» **Required work**
Of the lines in the listing below, how many hold "ylabel"? Answer with the number only.

** START **

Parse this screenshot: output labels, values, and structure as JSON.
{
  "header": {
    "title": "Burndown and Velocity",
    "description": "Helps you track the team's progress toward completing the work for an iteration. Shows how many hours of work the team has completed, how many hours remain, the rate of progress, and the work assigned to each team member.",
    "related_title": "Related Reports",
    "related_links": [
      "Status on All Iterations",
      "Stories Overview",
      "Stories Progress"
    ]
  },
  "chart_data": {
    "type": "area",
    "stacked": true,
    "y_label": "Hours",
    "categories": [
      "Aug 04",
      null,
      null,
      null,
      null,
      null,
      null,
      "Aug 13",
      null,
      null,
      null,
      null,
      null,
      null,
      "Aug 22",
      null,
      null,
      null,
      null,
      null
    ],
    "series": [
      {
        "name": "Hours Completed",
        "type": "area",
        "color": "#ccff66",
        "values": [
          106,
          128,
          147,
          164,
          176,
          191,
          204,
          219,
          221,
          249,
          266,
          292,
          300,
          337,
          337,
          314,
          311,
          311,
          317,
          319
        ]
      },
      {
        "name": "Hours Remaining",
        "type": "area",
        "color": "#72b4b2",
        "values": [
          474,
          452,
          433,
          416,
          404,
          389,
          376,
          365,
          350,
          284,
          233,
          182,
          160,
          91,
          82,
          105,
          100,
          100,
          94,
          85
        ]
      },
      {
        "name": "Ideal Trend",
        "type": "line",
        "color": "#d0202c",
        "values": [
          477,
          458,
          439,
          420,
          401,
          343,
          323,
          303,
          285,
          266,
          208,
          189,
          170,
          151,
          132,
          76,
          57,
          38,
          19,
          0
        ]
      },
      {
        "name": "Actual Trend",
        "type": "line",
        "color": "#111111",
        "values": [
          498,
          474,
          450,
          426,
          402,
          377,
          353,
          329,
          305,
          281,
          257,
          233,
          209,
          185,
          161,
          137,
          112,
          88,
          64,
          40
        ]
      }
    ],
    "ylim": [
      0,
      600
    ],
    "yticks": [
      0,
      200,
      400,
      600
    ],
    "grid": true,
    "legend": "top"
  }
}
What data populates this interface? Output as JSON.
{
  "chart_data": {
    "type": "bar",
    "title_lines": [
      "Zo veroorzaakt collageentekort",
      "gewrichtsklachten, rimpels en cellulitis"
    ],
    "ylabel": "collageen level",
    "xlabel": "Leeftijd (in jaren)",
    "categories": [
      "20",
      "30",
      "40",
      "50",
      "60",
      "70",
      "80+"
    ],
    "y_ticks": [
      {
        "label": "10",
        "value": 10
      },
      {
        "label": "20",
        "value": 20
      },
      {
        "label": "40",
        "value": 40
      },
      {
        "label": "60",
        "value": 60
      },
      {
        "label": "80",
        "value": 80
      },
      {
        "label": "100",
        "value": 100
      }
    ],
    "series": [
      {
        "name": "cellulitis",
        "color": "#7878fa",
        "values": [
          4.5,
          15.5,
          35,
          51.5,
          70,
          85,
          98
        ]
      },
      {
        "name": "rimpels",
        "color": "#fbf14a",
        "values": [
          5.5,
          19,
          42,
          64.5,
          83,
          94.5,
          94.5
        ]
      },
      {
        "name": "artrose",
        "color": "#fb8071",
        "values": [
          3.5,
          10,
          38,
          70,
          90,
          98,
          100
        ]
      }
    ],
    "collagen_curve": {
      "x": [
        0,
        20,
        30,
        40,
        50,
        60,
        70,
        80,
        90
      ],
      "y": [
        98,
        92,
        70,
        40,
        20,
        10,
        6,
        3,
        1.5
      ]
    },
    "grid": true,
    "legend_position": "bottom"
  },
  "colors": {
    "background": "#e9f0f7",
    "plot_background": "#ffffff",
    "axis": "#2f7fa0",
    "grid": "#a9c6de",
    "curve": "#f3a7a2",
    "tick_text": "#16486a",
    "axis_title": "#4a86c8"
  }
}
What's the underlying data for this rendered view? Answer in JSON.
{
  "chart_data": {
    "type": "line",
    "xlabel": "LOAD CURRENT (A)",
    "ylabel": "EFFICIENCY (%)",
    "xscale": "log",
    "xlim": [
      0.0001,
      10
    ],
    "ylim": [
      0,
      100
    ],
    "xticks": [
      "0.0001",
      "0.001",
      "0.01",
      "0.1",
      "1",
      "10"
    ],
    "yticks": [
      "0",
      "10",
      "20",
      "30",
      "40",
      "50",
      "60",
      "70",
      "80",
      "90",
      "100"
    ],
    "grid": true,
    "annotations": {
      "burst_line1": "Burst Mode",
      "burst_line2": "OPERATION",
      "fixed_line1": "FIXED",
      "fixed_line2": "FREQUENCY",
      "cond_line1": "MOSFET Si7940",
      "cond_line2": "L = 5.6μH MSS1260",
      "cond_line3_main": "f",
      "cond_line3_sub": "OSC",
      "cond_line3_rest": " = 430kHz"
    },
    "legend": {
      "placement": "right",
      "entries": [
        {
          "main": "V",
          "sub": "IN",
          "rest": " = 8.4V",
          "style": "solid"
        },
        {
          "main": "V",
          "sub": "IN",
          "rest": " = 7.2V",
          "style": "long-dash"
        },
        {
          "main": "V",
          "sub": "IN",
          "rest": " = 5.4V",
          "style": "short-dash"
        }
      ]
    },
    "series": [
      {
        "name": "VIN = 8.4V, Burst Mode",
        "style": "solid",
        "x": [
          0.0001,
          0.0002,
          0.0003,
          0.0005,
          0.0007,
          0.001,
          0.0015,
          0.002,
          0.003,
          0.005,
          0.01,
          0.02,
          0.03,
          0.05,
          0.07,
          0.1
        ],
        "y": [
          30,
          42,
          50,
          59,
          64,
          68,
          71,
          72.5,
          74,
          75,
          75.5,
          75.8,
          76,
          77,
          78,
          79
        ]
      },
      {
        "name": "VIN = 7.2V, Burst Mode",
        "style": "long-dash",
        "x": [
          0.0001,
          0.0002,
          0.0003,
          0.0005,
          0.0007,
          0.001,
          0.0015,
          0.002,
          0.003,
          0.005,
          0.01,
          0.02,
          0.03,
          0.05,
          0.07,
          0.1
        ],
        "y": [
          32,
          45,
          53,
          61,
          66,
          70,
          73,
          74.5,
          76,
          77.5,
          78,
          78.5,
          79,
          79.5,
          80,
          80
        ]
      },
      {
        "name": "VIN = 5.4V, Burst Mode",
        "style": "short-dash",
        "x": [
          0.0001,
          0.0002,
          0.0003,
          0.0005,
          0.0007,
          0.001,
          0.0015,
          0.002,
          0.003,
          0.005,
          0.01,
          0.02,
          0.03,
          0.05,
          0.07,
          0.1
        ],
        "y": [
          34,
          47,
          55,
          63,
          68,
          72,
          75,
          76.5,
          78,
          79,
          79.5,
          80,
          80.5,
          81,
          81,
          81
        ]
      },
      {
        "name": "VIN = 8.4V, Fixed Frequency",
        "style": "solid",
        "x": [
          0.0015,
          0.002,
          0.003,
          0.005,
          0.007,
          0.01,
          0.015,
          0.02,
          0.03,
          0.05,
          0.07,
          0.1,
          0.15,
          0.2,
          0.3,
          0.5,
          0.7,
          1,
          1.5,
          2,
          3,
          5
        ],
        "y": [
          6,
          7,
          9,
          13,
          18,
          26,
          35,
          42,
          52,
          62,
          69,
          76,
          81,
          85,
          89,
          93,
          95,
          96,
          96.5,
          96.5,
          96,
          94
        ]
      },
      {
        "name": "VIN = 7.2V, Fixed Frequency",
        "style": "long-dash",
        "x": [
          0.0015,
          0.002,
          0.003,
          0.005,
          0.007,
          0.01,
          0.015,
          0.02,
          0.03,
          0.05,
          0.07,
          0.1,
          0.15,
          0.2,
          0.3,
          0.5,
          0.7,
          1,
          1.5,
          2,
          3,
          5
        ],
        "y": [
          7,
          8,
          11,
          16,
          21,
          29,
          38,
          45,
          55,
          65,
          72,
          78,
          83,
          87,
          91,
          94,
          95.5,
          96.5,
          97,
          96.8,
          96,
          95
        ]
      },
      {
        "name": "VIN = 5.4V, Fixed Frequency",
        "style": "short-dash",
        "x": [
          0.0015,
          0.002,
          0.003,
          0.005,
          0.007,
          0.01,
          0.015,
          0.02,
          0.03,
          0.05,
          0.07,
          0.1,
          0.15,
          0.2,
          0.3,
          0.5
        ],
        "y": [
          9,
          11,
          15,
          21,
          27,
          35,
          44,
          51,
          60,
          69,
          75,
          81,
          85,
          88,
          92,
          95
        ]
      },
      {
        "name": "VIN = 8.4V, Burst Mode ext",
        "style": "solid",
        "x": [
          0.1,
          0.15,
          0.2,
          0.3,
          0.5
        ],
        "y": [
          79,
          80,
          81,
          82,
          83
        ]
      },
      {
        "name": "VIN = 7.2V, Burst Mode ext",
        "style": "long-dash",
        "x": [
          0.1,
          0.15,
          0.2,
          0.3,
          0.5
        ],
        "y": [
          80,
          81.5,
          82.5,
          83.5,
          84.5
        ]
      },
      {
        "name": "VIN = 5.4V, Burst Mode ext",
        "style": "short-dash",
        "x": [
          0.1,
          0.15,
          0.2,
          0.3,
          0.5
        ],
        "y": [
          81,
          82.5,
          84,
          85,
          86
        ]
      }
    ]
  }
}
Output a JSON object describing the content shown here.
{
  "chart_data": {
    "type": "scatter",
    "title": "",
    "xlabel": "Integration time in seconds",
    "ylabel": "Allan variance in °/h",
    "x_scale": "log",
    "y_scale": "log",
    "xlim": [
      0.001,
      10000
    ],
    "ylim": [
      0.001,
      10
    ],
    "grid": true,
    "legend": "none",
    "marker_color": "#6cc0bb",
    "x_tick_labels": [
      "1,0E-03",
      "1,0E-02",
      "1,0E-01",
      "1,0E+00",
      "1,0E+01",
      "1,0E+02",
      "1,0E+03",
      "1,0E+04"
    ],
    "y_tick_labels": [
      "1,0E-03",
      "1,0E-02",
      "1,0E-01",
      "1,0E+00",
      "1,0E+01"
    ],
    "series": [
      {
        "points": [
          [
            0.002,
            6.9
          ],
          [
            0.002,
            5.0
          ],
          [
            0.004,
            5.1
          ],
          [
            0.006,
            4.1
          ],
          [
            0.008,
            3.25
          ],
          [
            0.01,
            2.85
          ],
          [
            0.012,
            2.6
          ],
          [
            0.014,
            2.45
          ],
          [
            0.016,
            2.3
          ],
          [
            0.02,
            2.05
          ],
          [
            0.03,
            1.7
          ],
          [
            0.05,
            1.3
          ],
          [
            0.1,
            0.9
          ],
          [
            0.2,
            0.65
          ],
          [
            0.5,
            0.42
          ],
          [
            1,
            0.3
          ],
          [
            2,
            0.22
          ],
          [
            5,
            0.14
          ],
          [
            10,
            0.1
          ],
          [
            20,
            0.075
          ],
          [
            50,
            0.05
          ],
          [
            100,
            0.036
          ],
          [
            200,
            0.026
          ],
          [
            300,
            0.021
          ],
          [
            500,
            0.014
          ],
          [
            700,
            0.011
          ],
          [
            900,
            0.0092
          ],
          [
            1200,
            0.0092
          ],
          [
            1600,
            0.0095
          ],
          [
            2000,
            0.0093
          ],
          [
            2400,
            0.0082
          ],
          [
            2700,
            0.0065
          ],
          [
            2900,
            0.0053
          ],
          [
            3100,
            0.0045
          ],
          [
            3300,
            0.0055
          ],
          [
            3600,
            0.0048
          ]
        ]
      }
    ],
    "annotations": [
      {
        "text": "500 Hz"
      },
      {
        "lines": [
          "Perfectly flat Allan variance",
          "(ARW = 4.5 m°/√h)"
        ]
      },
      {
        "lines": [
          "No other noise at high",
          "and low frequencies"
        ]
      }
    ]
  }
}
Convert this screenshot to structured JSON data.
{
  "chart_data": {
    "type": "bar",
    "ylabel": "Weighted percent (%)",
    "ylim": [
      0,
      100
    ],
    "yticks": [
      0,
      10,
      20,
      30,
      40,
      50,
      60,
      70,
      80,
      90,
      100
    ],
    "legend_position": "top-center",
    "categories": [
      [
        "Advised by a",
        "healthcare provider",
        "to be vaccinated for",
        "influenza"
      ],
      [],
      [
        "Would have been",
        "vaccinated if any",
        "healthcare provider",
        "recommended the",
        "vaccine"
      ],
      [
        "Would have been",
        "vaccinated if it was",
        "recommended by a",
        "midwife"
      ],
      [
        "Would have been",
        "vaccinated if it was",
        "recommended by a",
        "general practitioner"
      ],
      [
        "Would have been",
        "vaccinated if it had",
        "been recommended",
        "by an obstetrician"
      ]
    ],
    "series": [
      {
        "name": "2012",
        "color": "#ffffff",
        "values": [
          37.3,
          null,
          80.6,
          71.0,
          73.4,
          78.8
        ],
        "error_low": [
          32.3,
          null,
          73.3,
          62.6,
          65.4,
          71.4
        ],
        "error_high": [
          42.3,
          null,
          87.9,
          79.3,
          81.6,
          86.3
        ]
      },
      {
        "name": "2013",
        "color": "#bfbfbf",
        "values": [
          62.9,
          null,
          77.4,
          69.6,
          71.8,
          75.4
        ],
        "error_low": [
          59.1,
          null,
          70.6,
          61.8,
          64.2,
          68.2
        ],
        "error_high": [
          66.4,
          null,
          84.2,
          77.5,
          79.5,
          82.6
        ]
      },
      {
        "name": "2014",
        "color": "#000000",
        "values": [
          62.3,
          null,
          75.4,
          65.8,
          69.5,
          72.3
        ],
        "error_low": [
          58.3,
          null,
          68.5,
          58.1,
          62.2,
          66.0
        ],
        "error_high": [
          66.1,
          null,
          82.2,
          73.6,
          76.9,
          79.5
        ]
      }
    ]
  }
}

** END **

» **Response to the exercise**
4